Start of DATA FOR THIS TASK

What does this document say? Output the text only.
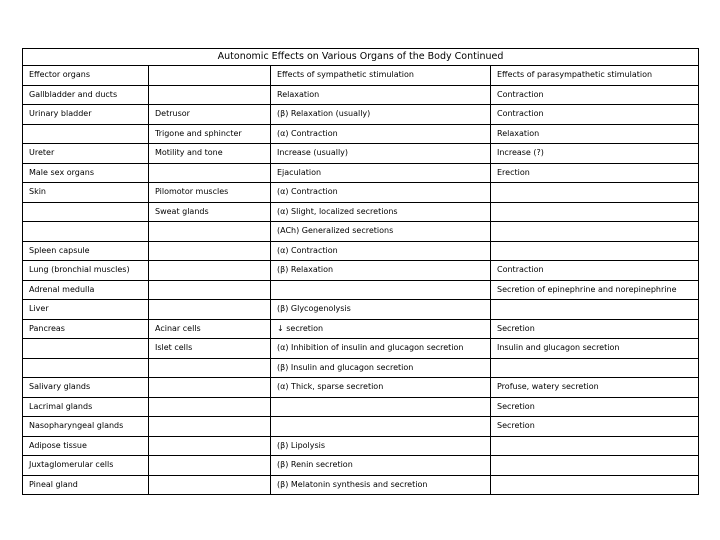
Autonomic Effects on Various Organs of the Body Continued			
Effector organs		Effects of sympathetic stimulation	Effects of parasympathetic stimulation
Gallbladder and ducts		Relaxation	Contraction
Urinary bladder	Detrusor	(β) Relaxation (usually)	Contraction
	Trigone and sphincter	(α) Contraction	Relaxation
Ureter	Motility and tone	Increase (usually)	Increase (?)
Male sex organs		Ejaculation	Erection
Skin	Pilomotor muscles	(α) Contraction	
	Sweat glands	(α) Slight, localized secretions	
		(ACh) Generalized secretions	
Spleen capsule		(α) Contraction	
Lung (bronchial muscles)		(β) Relaxation	Contraction
Adrenal medulla			Secretion of epinephrine and norepinephrine
Liver		(β) Glycogenolysis	
Pancreas	Acinar cells	↓ secretion	Secretion
	Islet cells	(α) Inhibition of insulin and glucagon secretion	Insulin and glucagon secretion
		(β) Insulin and glucagon secretion	
Salivary glands		(α) Thick, sparse secretion	Profuse, watery secretion
Lacrimal glands			Secretion
Nasopharyngeal glands			Secretion
Adipose tissue		(β) Lipolysis	
Juxtaglomerular cells		(β) Renin secretion	
Pineal gland		(β) Melatonin synthesis and secretion	
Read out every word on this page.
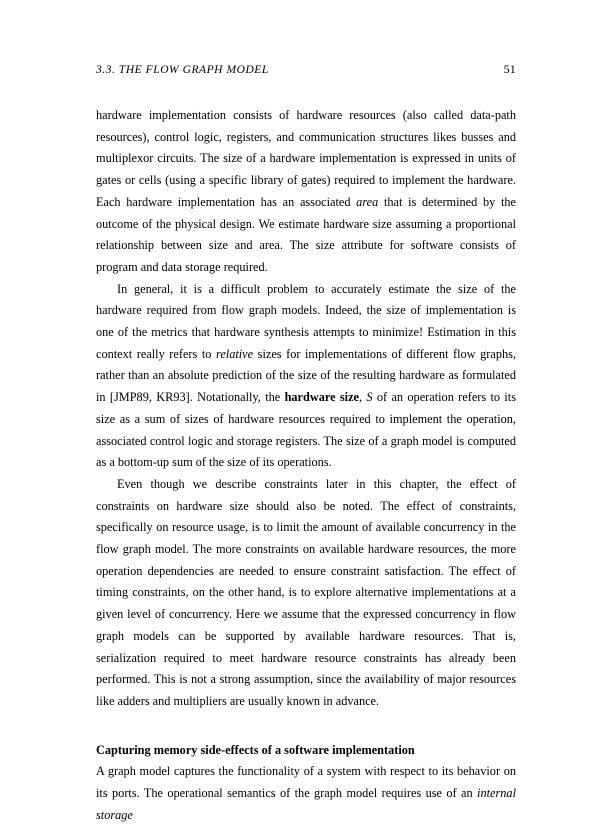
3.3. THE FLOW GRAPH MODEL	51

hardware implementation consists of hardware resources (also called data-path resources), control logic, registers, and communication structures likes busses and multiplexor circuits. The size of a hardware implementation is expressed in units of gates or cells (using a specific library of gates) required to implement the hardware. Each hardware implementation has an associated area that is determined by the outcome of the physical design. We estimate hardware size assuming a proportional relationship between size and area. The size attribute for software consists of program and data storage required.

In general, it is a difficult problem to accurately estimate the size of the hardware required from flow graph models. Indeed, the size of implementation is one of the metrics that hardware synthesis attempts to minimize! Estimation in this context really refers to relative sizes for implementations of different flow graphs, rather than an absolute prediction of the size of the resulting hardware as formulated in [JMP89, KR93]. Notationally, the hardware size, S of an operation refers to its size as a sum of sizes of hardware resources required to implement the operation, associated control logic and storage registers. The size of a graph model is computed as a bottom-up sum of the size of its operations.

Even though we describe constraints later in this chapter, the effect of constraints on hardware size should also be noted. The effect of constraints, specifically on resource usage, is to limit the amount of available concurrency in the flow graph model. The more constraints on available hardware resources, the more operation dependencies are needed to ensure constraint satisfaction. The effect of timing constraints, on the other hand, is to explore alternative implementations at a given level of concurrency. Here we assume that the expressed concurrency in flow graph models can be supported by available hardware resources. That is, serialization required to meet hardware resource constraints has already been performed. This is not a strong assumption, since the availability of major resources like adders and multipliers are usually known in advance.

Capturing memory side-effects of a software implementation

A graph model captures the functionality of a system with respect to its behavior on its ports. The operational semantics of the graph model requires use of an internal storage
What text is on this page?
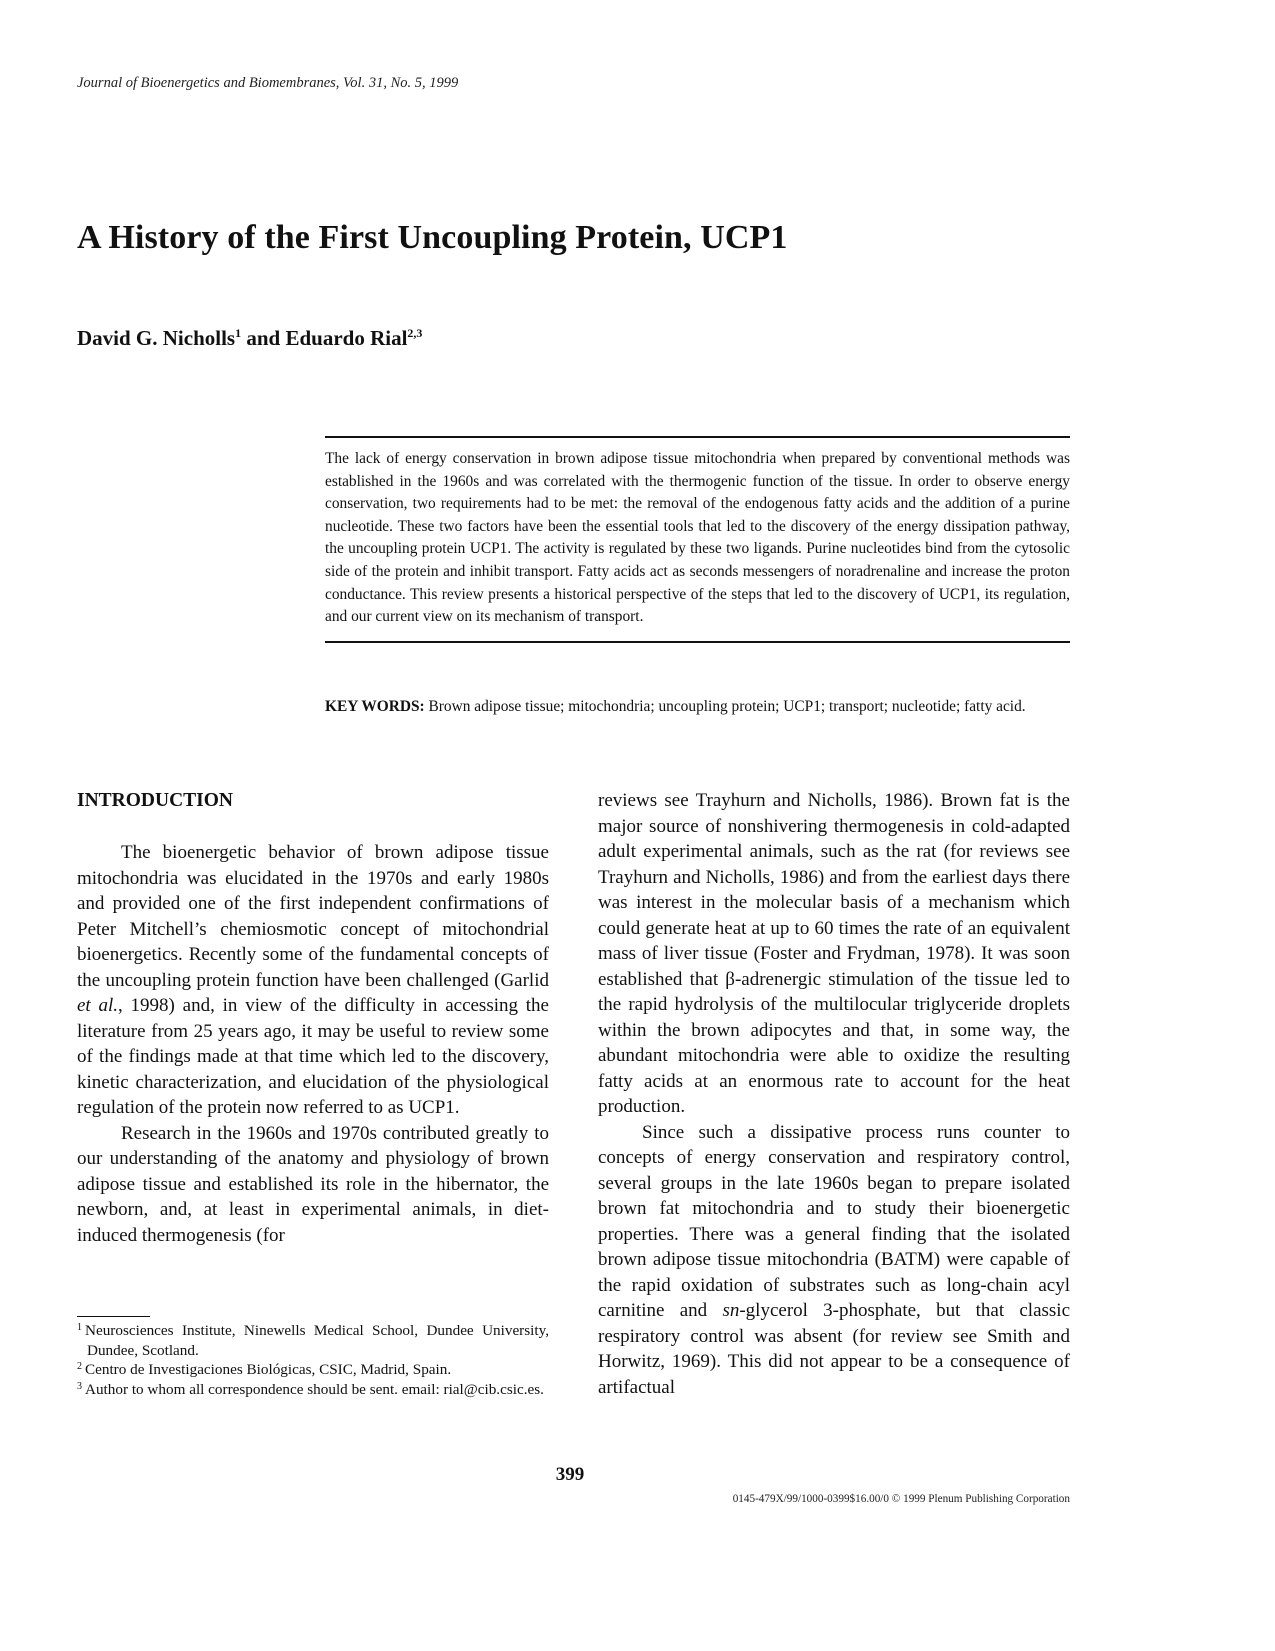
Journal of Bioenergetics and Biomembranes, Vol. 31, No. 5, 1999
A History of the First Uncoupling Protein, UCP1
David G. Nicholls$^1$ and Eduardo Rial$^{2,3}$

The lack of energy conservation in brown adipose tissue mitochondria when prepared by conventional methods was established in the 1960s and was correlated with the thermogenic function of the tissue. In order to observe energy conservation, two requirements had to be met: the removal of the endogenous fatty acids and the addition of a purine nucleotide. These two factors have been the essential tools that led to the discovery of the energy dissipation pathway, the uncoupling protein UCP1. The activity is regulated by these two ligands. Purine nucleotides bind from the cytosolic side of the protein and inhibit transport. Fatty acids act as seconds messengers of noradrenaline and increase the proton conductance. This review presents a historical perspective of the steps that led to the discovery of UCP1, its regulation, and our current view on its mechanism of transport.

KEY WORDS: Brown adipose tissue; mitochondria; uncoupling protein; UCP1; transport; nucleotide; fatty acid.

INTRODUCTION

The bioenergetic behavior of brown adipose tissue mitochondria was elucidated in the 1970s and early 1980s and provided one of the first independent confirmations of Peter Mitchell’s chemiosmotic concept of mitochondrial bioenergetics. Recently some of the fundamental concepts of the uncoupling protein function have been challenged (Garlid et al., 1998) and, in view of the difficulty in accessing the literature from 25 years ago, it may be useful to review some of the findings made at that time which led to the discovery, kinetic characterization, and elucidation of the physiological regulation of the protein now referred to as UCP1.

Research in the 1960s and 1970s contributed greatly to our understanding of the anatomy and physiology of brown adipose tissue and established its role in the hibernator, the newborn, and, at least in experimental animals, in diet-induced thermogenesis (for

reviews see Trayhurn and Nicholls, 1986). Brown fat is the major source of nonshivering thermogenesis in cold-adapted adult experimental animals, such as the rat (for reviews see Trayhurn and Nicholls, 1986) and from the earliest days there was interest in the molecular basis of a mechanism which could generate heat at up to 60 times the rate of an equivalent mass of liver tissue (Foster and Frydman, 1978). It was soon established that β-adrenergic stimulation of the tissue led to the rapid hydrolysis of the multilocular triglyceride droplets within the brown adipocytes and that, in some way, the abundant mitochondria were able to oxidize the resulting fatty acids at an enormous rate to account for the heat production.

Since such a dissipative process runs counter to concepts of energy conservation and respiratory control, several groups in the late 1960s began to prepare isolated brown fat mitochondria and to study their bioenergetic properties. There was a general finding that the isolated brown adipose tissue mitochondria (BATM) were capable of the rapid oxidation of substrates such as long-chain acyl carnitine and sn-glycerol 3-phosphate, but that classic respiratory control was absent (for review see Smith and Horwitz, 1969). This did not appear to be a consequence of artifactual

$^1$ Neurosciences Institute, Ninewells Medical School, Dundee University, Dundee, Scotland.
$^2$ Centro de Investigaciones Biológicas, CSIC, Madrid, Spain.
$^3$ Author to whom all correspondence should be sent. email: rial@cib.csic.es.
399
0145-479X/99/1000-0399$16.00/0 © 1999 Plenum Publishing Corporation
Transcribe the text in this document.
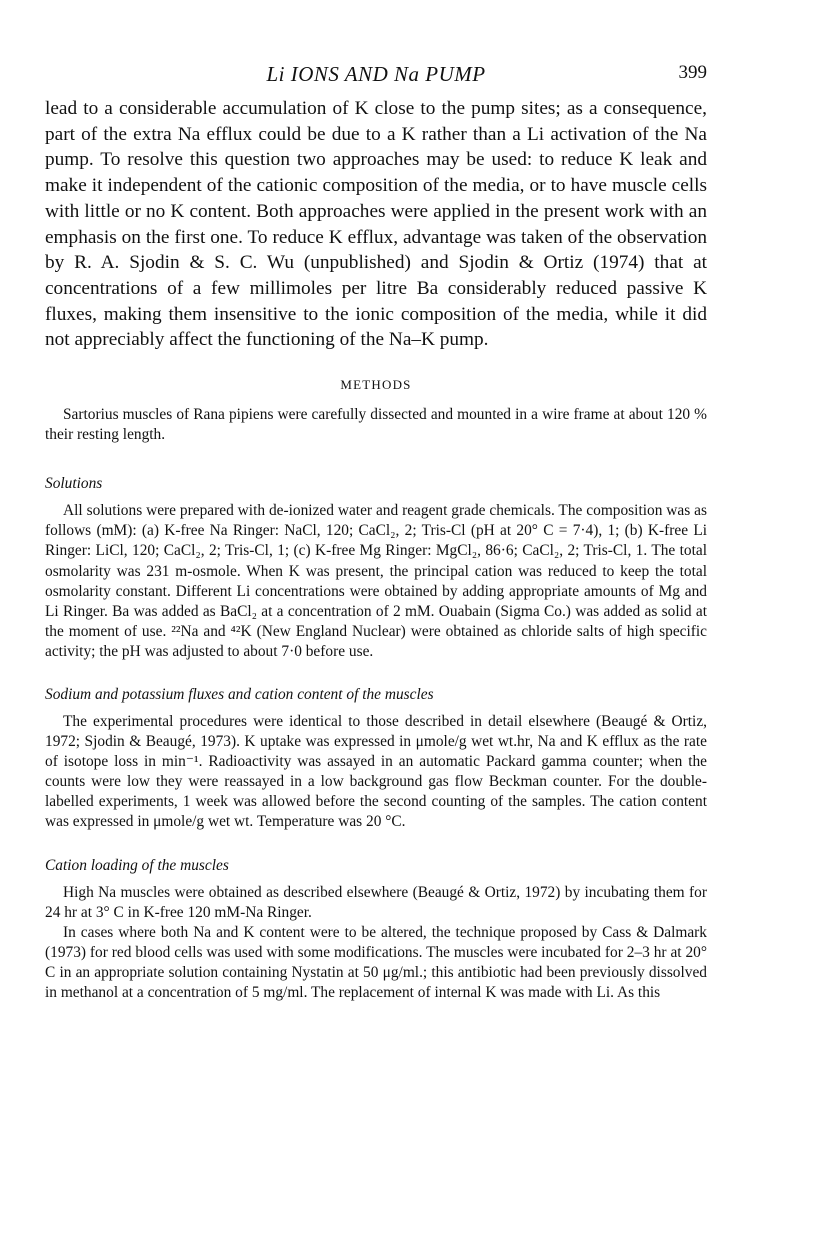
Li IONS AND Na PUMP	399

lead to a considerable accumulation of K close to the pump sites; as a consequence, part of the extra Na efflux could be due to a K rather than a Li activation of the Na pump. To resolve this question two approaches may be used: to reduce K leak and make it independent of the cationic composition of the media, or to have muscle cells with little or no K content. Both approaches were applied in the present work with an emphasis on the first one. To reduce K efflux, advantage was taken of the observation by R. A. Sjodin & S. C. Wu (unpublished) and Sjodin & Ortiz (1974) that at concentrations of a few millimoles per litre Ba considerably reduced passive K fluxes, making them insensitive to the ionic composition of the media, while it did not appreciably affect the functioning of the Na–K pump.

METHODS

Sartorius muscles of Rana pipiens were carefully dissected and mounted in a wire frame at about 120 % their resting length.

Solutions

All solutions were prepared with de-ionized water and reagent grade chemicals. The composition was as follows (mM): (a) K-free Na Ringer: NaCl, 120; CaCl₂, 2; Tris-Cl (pH at 20° C = 7·4), 1; (b) K-free Li Ringer: LiCl, 120; CaCl₂, 2; Tris-Cl, 1; (c) K-free Mg Ringer: MgCl₂, 86·6; CaCl₂, 2; Tris-Cl, 1. The total osmolarity was 231 m-osmole. When K was present, the principal cation was reduced to keep the total osmolarity constant. Different Li concentrations were obtained by adding appropriate amounts of Mg and Li Ringer. Ba was added as BaCl₂ at a concentration of 2 mM. Ouabain (Sigma Co.) was added as solid at the moment of use. ²²Na and ⁴²K (New England Nuclear) were obtained as chloride salts of high specific activity; the pH was adjusted to about 7·0 before use.

Sodium and potassium fluxes and cation content of the muscles

The experimental procedures were identical to those described in detail elsewhere (Beaugé & Ortiz, 1972; Sjodin & Beaugé, 1973). K uptake was expressed in μmole/g wet wt.hr, Na and K efflux as the rate of isotope loss in min⁻¹. Radioactivity was assayed in an automatic Packard gamma counter; when the counts were low they were reassayed in a low background gas flow Beckman counter. For the double-labelled experiments, 1 week was allowed before the second counting of the samples. The cation content was expressed in μmole/g wet wt. Temperature was 20 °C.

Cation loading of the muscles

High Na muscles were obtained as described elsewhere (Beaugé & Ortiz, 1972) by incubating them for 24 hr at 3° C in K-free 120 mM-Na Ringer.

In cases where both Na and K content were to be altered, the technique proposed by Cass & Dalmark (1973) for red blood cells was used with some modifications. The muscles were incubated for 2–3 hr at 20° C in an appropriate solution containing Nystatin at 50 μg/ml.; this antibiotic had been previously dissolved in methanol at a concentration of 5 mg/ml. The replacement of internal K was made with Li. As this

End of DATA FOR THIS TASK

__EXERCISE AIM__
Which lines in the data hold the string "discovery"? Copy each of them.

__SOLUTION BELOW__
The lack of energy conservation in brown adipose tissue mitochondria when prepared by conventional methods was established in the 1960s and was correlated with the thermogenic function of the tissue. In order to observe energy conservation, two requirements had to be met: the removal of the endogenous fatty acids and the addition of a purine nucleotide. These two factors have been the essential tools that led to the discovery of the energy dissipation pathway, the uncoupling protein UCP1. The activity is regulated by these two ligands. Purine nucleotides bind from the cytosolic side of the protein and inhibit transport. Fatty acids act as seconds messengers of noradrenaline and increase the proton conductance. This review presents a historical perspective of the steps that led to the discovery of UCP1, its regulation, and our current view on its mechanism of transport.
The bioenergetic behavior of brown adipose tissue mitochondria was elucidated in the 1970s and early 1980s and provided one of the first independent confirmations of Peter Mitchell’s chemiosmotic concept of mitochondrial bioenergetics. Recently some of the fundamental concepts of the uncoupling protein function have been challenged (Garlid et al., 1998) and, in view of the difficulty in accessing the literature from 25 years ago, it may be useful to review some of the findings made at that time which led to the discovery, kinetic characterization, and elucidation of the physiological regulation of the protein now referred to as UCP1.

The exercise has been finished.